- DATASET RECORDS:
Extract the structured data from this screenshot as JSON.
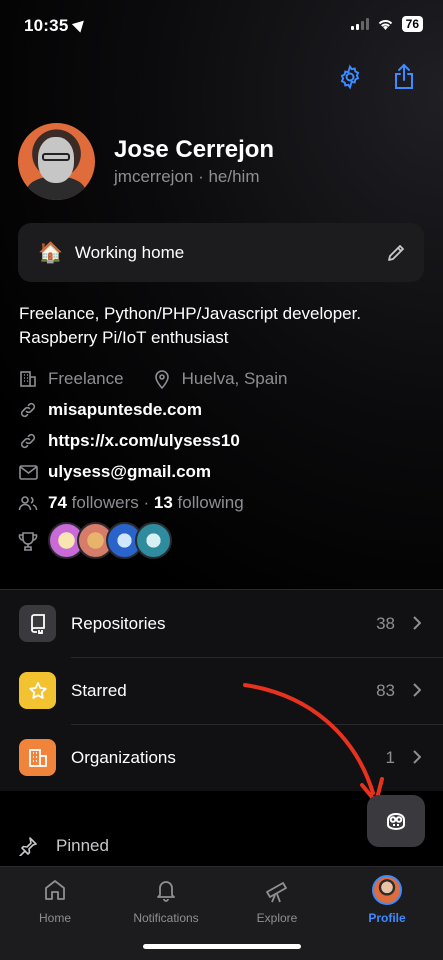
{
  "status_bar": {
    "time": "10:35",
    "battery": "76"
  },
  "profile": {
    "name": "Jose Cerrejon",
    "handle": "jmcerrejon · he/him",
    "status_emoji": "🏠",
    "status_text": "Working home",
    "bio": "Freelance, Python/PHP/Javascript developer. Raspberry Pi/IoT enthusiast",
    "company": "Freelance",
    "location": "Huelva, Spain",
    "website": "misapuntesde.com",
    "social": "https://x.com/ulysess10",
    "email": "ulysess@gmail.com",
    "followers_count": "74",
    "followers_label": "followers",
    "separator": "·",
    "following_count": "13",
    "following_label": "following"
  },
  "menu": [
    {
      "label": "Repositories",
      "count": "38",
      "color": "#3a3a3e"
    },
    {
      "label": "Starred",
      "count": "83",
      "color": "#f2c230"
    },
    {
      "label": "Organizations",
      "count": "1",
      "color": "#f0843a"
    }
  ],
  "pinned": {
    "label": "Pinned"
  },
  "tabs": [
    {
      "label": "Home"
    },
    {
      "label": "Notifications"
    },
    {
      "label": "Explore"
    },
    {
      "label": "Profile"
    }
  ],
  "colors": {
    "accent": "#3d8bff",
    "annotation_arrow": "#e8321f"
  }
}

- TO DO: Leave every image out, and retype the material exactly.

- TASK ANSWER:
Extract the structured data from this screenshot as JSON.
{
  "status_bar": {
    "time": "10:35",
    "battery": "76"
  },
  "profile": {
    "name": "Jose Cerrejon",
    "handle": "jmcerrejon · he/him",
    "status_emoji": "🏠",
    "status_text": "Working home",
    "bio": "Freelance, Python/PHP/Javascript developer. Raspberry Pi/IoT enthusiast",
    "company": "Freelance",
    "location": "Huelva, Spain",
    "website": "misapuntesde.com",
    "social": "https://x.com/ulysess10",
    "email": "ulysess@gmail.com",
    "followers_count": "74",
    "followers_label": "followers",
    "separator": "·",
    "following_count": "13",
    "following_label": "following"
  },
  "menu": [
    {
      "label": "Repositories",
      "count": "38",
      "color": "#3a3a3e"
    },
    {
      "label": "Starred",
      "count": "83",
      "color": "#f2c230"
    },
    {
      "label": "Organizations",
      "count": "1",
      "color": "#f0843a"
    }
  ],
  "pinned": {
    "label": "Pinned"
  },
  "tabs": [
    {
      "label": "Home"
    },
    {
      "label": "Notifications"
    },
    {
      "label": "Explore"
    },
    {
      "label": "Profile"
    }
  ],
  "colors": {
    "accent": "#3d8bff",
    "annotation_arrow": "#e8321f"
  }
}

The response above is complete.